◆ **WHAT IS EXPECTED**
Render every entry exactly as it appears.
##### SOURCE RECORDS
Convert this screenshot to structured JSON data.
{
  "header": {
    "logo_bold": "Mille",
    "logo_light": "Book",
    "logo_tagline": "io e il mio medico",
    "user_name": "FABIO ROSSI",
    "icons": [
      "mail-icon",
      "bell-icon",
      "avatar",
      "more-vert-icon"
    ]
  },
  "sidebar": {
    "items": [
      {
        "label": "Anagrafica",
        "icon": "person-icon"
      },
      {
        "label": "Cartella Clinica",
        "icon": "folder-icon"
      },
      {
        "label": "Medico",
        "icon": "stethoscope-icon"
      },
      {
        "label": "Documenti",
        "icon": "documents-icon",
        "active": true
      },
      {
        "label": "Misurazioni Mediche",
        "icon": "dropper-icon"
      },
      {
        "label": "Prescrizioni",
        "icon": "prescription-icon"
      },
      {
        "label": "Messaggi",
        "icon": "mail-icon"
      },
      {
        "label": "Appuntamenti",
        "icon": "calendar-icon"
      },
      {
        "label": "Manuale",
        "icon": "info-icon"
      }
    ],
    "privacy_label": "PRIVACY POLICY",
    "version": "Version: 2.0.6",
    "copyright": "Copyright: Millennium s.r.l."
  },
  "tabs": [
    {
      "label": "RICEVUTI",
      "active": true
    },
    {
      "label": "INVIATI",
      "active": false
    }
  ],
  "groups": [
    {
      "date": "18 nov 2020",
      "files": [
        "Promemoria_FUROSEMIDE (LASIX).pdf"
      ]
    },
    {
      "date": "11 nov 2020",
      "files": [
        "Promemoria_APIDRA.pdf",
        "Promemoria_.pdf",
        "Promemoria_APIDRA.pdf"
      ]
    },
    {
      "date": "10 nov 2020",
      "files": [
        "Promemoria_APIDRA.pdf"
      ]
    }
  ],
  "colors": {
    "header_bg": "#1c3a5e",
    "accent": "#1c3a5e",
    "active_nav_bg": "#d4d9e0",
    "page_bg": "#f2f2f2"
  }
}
##########
◆ **RESPONSE BELOW**
Convert this screenshot to structured JSON data.
{
  "header": {
    "logo_bold": "Mille",
    "logo_light": "Book",
    "logo_tagline": "io e il mio medico",
    "user_name": "FABIO ROSSI",
    "icons": [
      "mail-icon",
      "bell-icon",
      "avatar",
      "more-vert-icon"
    ]
  },
  "sidebar": {
    "items": [
      {
        "label": "Anagrafica",
        "icon": "person-icon"
      },
      {
        "label": "Cartella Clinica",
        "icon": "folder-icon"
      },
      {
        "label": "Medico",
        "icon": "stethoscope-icon"
      },
      {
        "label": "Documenti",
        "icon": "documents-icon",
        "active": true
      },
      {
        "label": "Misurazioni Mediche",
        "icon": "dropper-icon"
      },
      {
        "label": "Prescrizioni",
        "icon": "prescription-icon"
      },
      {
        "label": "Messaggi",
        "icon": "mail-icon"
      },
      {
        "label": "Appuntamenti",
        "icon": "calendar-icon"
      },
      {
        "label": "Manuale",
        "icon": "info-icon"
      }
    ],
    "privacy_label": "PRIVACY POLICY",
    "version": "Version: 2.0.6",
    "copyright": "Copyright: Millennium s.r.l."
  },
  "tabs": [
    {
      "label": "RICEVUTI",
      "active": true
    },
    {
      "label": "INVIATI",
      "active": false
    }
  ],
  "groups": [
    {
      "date": "18 nov 2020",
      "files": [
        "Promemoria_FUROSEMIDE (LASIX).pdf"
      ]
    },
    {
      "date": "11 nov 2020",
      "files": [
        "Promemoria_APIDRA.pdf",
        "Promemoria_.pdf",
        "Promemoria_APIDRA.pdf"
      ]
    },
    {
      "date": "10 nov 2020",
      "files": [
        "Promemoria_APIDRA.pdf"
      ]
    }
  ],
  "colors": {
    "header_bg": "#1c3a5e",
    "accent": "#1c3a5e",
    "active_nav_bg": "#d4d9e0",
    "page_bg": "#f2f2f2"
  }
}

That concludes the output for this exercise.